## Task description
Find the lines that hold the word "ylabel" and return them.

━━━━━━

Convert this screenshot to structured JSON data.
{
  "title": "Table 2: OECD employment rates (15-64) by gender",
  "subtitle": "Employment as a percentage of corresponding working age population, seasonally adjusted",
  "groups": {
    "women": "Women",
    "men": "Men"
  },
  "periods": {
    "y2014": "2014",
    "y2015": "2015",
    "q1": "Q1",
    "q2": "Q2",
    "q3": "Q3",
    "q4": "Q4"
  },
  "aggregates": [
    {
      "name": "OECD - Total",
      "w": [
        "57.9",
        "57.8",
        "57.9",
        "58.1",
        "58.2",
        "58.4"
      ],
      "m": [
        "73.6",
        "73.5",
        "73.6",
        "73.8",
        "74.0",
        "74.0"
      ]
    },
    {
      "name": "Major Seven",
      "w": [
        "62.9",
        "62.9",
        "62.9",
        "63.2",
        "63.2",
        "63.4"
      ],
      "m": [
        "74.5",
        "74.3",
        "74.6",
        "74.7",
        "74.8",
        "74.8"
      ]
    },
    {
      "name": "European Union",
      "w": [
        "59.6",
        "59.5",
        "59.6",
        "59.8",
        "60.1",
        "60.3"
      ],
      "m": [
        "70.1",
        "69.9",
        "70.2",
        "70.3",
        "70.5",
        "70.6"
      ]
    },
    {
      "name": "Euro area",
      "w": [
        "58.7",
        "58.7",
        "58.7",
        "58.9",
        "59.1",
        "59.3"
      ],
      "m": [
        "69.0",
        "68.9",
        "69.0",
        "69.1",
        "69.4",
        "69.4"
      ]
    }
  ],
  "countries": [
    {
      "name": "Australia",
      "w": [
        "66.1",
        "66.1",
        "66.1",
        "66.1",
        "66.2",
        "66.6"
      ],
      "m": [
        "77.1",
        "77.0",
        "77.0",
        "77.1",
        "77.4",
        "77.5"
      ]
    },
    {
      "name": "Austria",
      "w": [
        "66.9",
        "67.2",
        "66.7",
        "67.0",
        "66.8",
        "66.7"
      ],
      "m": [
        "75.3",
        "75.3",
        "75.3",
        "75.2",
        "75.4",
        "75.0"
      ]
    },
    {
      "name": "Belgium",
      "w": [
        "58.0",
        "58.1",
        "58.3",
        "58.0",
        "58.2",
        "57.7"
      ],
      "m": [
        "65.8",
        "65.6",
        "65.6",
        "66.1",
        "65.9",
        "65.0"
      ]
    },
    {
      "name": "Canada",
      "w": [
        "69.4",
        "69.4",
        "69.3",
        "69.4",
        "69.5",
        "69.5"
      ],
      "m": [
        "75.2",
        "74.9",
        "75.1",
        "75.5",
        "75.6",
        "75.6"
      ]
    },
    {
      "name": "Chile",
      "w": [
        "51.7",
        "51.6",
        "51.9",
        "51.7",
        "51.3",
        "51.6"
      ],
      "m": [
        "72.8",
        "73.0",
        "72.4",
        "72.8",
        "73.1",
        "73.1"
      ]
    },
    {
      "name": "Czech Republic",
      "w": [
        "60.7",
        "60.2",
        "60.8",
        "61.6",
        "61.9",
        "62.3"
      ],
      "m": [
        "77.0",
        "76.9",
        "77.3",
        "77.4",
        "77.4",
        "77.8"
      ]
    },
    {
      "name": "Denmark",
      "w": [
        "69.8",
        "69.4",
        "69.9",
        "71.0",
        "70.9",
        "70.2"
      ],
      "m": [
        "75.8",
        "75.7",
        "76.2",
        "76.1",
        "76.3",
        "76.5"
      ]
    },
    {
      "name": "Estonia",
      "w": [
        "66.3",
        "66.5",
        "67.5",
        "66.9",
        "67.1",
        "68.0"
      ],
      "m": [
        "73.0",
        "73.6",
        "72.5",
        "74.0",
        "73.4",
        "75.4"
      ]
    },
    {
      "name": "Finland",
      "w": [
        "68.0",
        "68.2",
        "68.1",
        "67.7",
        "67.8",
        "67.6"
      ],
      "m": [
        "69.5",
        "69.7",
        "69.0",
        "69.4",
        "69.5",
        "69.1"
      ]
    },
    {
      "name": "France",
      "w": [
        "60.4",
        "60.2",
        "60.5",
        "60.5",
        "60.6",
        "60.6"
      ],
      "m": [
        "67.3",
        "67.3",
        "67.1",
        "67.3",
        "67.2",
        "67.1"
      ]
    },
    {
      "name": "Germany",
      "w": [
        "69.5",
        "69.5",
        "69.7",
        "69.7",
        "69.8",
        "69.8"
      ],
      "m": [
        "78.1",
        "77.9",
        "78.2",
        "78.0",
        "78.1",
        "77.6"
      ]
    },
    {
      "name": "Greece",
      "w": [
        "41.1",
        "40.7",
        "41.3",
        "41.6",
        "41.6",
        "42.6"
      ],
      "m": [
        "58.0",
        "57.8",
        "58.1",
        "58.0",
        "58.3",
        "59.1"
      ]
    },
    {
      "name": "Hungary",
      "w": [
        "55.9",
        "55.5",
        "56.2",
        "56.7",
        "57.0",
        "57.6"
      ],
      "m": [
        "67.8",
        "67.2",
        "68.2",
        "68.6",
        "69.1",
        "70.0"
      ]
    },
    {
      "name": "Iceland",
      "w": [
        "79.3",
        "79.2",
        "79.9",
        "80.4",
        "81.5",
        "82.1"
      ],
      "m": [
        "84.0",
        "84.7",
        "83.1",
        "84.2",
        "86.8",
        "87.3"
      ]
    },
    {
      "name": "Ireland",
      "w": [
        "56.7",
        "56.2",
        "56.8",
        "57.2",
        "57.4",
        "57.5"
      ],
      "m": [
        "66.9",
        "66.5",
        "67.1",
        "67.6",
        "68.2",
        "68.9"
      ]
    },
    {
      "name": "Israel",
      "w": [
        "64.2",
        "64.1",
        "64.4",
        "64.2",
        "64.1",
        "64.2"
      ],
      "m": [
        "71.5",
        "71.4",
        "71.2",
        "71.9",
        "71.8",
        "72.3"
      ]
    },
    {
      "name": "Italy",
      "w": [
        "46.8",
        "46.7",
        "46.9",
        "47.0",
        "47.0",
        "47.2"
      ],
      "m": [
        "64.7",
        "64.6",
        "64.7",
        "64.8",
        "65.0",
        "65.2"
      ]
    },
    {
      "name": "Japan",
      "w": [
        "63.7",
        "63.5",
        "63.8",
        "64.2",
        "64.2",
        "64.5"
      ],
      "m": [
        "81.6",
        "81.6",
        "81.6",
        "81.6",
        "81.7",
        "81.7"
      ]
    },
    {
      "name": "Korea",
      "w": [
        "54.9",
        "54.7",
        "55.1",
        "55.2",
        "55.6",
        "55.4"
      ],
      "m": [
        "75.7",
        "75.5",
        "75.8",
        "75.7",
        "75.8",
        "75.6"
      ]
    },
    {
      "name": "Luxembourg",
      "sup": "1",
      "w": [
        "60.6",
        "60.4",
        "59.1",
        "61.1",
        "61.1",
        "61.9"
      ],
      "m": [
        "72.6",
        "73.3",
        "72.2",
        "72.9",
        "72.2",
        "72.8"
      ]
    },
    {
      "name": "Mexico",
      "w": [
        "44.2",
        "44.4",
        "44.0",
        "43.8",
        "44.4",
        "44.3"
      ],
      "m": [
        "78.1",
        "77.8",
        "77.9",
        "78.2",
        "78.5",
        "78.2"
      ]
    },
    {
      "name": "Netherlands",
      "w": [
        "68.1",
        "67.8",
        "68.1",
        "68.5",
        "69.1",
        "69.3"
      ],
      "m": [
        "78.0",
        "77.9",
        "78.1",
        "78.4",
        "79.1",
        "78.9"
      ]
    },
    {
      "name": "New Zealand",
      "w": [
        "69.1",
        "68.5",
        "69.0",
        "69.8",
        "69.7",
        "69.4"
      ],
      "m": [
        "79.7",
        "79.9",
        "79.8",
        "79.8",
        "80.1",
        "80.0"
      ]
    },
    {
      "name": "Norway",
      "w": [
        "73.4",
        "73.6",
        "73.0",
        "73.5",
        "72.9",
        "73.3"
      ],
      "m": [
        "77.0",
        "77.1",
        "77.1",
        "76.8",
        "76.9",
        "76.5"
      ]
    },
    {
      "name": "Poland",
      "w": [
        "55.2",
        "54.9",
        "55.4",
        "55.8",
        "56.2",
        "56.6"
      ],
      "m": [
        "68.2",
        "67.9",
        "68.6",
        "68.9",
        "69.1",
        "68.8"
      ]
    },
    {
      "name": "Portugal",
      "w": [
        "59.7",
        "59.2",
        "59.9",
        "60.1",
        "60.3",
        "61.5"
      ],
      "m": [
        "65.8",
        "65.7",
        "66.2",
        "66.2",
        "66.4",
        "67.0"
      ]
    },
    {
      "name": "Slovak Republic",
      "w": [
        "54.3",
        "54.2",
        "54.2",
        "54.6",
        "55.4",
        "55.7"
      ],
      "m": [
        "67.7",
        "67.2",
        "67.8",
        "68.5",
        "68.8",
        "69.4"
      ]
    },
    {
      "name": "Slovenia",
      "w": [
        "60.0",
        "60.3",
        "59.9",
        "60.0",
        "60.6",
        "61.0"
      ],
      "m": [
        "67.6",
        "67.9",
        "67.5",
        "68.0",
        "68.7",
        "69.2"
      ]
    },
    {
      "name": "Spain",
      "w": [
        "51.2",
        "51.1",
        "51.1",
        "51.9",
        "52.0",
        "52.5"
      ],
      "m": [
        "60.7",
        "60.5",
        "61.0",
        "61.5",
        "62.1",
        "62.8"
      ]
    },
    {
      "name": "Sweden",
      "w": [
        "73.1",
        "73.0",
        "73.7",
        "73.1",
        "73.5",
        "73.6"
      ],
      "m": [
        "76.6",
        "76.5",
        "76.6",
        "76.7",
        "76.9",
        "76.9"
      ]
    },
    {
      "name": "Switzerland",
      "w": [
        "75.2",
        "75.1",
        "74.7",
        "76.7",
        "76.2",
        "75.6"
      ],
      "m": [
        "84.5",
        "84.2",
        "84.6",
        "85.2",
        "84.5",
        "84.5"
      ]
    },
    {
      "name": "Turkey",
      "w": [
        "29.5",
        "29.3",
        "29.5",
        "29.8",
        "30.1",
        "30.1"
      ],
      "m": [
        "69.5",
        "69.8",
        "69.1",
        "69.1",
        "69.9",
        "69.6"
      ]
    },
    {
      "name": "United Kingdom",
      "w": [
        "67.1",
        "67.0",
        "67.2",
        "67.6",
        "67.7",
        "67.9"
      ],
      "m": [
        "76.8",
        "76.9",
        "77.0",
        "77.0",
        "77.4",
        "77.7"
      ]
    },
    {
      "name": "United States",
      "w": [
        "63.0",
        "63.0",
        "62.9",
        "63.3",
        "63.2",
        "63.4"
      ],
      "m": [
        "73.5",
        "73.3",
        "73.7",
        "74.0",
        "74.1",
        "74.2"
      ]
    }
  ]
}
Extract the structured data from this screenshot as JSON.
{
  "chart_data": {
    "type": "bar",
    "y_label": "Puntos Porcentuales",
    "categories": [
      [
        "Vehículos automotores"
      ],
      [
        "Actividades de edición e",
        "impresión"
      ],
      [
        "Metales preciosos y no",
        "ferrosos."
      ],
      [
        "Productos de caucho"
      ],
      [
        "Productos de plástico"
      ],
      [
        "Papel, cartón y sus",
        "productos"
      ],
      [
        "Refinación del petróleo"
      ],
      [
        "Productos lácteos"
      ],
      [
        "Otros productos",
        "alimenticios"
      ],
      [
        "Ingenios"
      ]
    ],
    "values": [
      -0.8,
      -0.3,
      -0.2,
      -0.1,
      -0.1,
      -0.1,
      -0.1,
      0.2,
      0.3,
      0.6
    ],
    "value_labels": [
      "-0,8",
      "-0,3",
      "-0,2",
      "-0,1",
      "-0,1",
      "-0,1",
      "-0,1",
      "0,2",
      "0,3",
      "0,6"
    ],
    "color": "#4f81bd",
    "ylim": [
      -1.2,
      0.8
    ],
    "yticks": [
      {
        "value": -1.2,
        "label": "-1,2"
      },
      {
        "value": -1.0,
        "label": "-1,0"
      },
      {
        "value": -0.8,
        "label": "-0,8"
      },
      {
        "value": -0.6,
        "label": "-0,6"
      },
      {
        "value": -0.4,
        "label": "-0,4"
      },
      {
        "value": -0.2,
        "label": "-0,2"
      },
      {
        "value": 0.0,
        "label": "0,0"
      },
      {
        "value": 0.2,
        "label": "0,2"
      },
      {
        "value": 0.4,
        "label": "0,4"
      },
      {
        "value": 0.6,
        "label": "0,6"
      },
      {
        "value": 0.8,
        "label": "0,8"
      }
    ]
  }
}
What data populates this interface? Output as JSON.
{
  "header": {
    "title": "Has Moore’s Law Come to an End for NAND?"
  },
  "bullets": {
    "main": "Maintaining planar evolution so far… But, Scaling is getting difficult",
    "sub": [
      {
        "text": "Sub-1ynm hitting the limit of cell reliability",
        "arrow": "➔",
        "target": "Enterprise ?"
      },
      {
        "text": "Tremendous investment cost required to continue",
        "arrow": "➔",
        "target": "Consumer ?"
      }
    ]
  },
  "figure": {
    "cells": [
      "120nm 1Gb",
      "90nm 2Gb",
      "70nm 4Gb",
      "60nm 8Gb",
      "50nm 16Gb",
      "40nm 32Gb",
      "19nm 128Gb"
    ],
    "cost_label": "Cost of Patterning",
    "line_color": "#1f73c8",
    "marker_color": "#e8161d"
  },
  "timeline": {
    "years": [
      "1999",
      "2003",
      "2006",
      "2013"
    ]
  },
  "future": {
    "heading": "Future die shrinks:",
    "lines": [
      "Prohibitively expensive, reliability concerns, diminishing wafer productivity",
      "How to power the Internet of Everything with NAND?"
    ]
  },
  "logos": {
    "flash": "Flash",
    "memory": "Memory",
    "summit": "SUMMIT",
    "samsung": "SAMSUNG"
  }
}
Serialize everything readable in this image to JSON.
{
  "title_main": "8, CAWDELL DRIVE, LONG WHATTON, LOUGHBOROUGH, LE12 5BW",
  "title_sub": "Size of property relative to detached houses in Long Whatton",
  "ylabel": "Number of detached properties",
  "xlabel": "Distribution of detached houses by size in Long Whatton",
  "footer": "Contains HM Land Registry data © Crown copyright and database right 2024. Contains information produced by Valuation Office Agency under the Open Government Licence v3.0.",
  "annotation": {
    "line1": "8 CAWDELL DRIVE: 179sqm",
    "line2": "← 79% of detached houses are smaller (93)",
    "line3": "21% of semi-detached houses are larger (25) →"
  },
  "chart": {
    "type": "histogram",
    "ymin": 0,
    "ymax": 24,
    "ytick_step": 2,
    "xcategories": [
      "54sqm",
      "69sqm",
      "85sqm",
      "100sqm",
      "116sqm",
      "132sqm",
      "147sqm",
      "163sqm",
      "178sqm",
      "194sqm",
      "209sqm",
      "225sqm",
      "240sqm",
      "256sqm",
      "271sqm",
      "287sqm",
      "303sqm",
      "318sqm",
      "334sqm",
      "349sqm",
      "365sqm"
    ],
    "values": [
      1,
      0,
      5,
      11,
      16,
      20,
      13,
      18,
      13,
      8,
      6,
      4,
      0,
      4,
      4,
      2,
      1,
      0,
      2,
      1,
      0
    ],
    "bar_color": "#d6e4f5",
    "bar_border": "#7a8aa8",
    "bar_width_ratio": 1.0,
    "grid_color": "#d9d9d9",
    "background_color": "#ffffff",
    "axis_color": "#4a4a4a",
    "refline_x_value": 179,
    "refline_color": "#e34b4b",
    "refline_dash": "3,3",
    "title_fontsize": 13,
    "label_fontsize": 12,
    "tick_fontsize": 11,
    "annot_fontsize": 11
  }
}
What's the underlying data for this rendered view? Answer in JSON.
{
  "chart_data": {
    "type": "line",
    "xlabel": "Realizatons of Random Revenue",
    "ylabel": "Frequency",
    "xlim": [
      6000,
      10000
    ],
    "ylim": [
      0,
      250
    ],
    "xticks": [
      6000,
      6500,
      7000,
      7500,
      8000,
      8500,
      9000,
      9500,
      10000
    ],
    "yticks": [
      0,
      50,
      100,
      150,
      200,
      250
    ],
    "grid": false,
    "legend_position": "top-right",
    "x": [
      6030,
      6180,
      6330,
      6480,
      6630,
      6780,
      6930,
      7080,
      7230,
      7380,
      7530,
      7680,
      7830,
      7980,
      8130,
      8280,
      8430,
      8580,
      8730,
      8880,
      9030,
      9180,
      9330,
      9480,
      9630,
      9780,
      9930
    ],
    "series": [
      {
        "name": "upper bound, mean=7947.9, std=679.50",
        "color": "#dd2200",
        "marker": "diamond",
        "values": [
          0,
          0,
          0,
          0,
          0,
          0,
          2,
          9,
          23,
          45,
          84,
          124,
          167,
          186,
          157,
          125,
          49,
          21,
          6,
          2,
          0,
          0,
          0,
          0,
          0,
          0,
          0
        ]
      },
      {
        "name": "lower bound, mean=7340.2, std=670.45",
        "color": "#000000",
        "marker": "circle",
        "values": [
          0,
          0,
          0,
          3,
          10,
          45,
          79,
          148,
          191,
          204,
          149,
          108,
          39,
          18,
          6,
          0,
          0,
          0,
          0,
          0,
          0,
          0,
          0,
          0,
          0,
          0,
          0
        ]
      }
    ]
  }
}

━━━━━━

## Exercise solution
  "ylabel": "Number of detached properties",
    "ylabel": "Frequency",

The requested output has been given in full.